>>>>

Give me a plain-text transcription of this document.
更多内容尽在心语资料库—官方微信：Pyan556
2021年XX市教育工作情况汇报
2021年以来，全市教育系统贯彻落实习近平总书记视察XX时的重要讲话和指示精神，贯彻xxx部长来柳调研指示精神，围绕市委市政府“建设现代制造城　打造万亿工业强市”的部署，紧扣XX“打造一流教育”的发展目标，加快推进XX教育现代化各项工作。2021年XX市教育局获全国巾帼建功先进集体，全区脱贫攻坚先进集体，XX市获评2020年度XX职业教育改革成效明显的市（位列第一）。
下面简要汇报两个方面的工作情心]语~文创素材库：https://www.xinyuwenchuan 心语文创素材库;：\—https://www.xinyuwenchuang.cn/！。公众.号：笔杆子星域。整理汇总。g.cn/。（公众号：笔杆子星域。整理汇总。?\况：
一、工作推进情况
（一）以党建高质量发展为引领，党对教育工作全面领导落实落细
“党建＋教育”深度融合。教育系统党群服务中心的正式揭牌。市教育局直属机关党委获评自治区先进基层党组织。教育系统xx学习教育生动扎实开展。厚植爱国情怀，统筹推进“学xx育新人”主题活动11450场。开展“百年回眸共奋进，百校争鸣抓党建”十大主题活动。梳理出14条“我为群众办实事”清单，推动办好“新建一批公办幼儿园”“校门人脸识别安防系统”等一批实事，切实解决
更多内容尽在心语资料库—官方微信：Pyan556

<<<<

The listing above must be transcribed exactly, line by line.

Give me a plain-text transcription of this document.
更多内容尽在心语资料库—官方微信：Pyan556
2021年XX市教育工作情况汇报
2021年以来，全市教育系统贯彻落实习近平总书记视察XX时的重要讲话和指示精神，贯彻xxx部长来柳调研指示精神，围绕市委市政府“建设现代制造城　打造万亿工业强市”的部署，紧扣XX“打造一流教育”的发展目标，加快推进XX教育现代化各项工作。2021年XX市教育局获全国巾帼建功先进集体，全区脱贫攻坚先进集体，XX市获评2020年度XX职业教育改革成效明显的市（位列第一）。
下面简要汇报两个方面的工作情心]语~文创素材库：https://www.xinyuwenchuan 心语文创素材库;：\—https://www.xinyuwenchuang.cn/！。公众.号：笔杆子星域。整理汇总。g.cn/。（公众号：笔杆子星域。整理汇总。?\况：
一、工作推进情况
（一）以党建高质量发展为引领，党对教育工作全面领导落实落细
“党建＋教育”深度融合。教育系统党群服务中心的正式揭牌。市教育局直属机关党委获评自治区先进基层党组织。教育系统xx学习教育生动扎实开展。厚植爱国情怀，统筹推进“学xx育新人”主题活动11450场。开展“百年回眸共奋进，百校争鸣抓党建”十大主题活动。梳理出14条“我为群众办实事”清单，推动办好“新建一批公办幼儿园”“校门人脸识别安防系统”等一批实事，切实解决
更多内容尽在心语资料库—官方微信：Pyan556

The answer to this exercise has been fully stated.